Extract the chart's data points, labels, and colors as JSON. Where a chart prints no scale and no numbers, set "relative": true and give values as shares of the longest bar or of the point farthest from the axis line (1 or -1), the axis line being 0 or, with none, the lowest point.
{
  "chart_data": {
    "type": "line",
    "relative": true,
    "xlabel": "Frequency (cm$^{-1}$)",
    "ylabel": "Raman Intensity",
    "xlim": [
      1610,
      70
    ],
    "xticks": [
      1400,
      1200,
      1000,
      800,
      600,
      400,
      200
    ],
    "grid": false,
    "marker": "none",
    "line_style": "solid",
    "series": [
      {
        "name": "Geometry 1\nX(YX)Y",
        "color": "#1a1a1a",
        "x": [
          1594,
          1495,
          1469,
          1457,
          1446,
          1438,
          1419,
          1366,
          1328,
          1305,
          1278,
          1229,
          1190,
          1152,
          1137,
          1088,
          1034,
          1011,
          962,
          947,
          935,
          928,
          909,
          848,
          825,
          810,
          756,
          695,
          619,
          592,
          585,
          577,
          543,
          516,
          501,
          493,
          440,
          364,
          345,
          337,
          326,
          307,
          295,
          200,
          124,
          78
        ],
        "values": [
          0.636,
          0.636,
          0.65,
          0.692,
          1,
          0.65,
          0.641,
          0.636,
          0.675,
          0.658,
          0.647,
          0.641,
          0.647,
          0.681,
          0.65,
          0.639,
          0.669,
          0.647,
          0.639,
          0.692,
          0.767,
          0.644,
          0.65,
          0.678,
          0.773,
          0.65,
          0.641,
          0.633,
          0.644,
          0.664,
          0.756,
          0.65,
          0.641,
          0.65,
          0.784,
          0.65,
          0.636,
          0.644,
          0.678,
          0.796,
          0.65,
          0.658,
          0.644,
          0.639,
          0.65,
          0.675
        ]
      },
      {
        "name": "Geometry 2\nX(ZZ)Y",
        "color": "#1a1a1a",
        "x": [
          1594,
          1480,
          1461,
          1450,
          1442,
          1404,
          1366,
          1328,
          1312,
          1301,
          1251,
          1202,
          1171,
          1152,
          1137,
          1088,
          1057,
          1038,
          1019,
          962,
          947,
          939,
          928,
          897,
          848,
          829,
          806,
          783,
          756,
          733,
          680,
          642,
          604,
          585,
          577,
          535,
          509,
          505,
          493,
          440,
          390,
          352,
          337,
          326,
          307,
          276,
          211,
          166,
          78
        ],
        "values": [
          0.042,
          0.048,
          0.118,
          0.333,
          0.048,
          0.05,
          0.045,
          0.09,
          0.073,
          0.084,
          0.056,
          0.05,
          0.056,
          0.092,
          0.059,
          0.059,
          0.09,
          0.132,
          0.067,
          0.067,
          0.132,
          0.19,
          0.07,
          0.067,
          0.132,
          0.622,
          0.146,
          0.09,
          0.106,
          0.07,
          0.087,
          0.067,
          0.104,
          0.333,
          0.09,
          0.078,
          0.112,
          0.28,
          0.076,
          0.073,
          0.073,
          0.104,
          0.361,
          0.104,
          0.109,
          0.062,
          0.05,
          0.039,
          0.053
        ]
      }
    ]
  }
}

## Instructions for the task
A line counts if it holds the word "Geometry". Work out how many lines in the listing count, and give only that number.

## Finished answer
2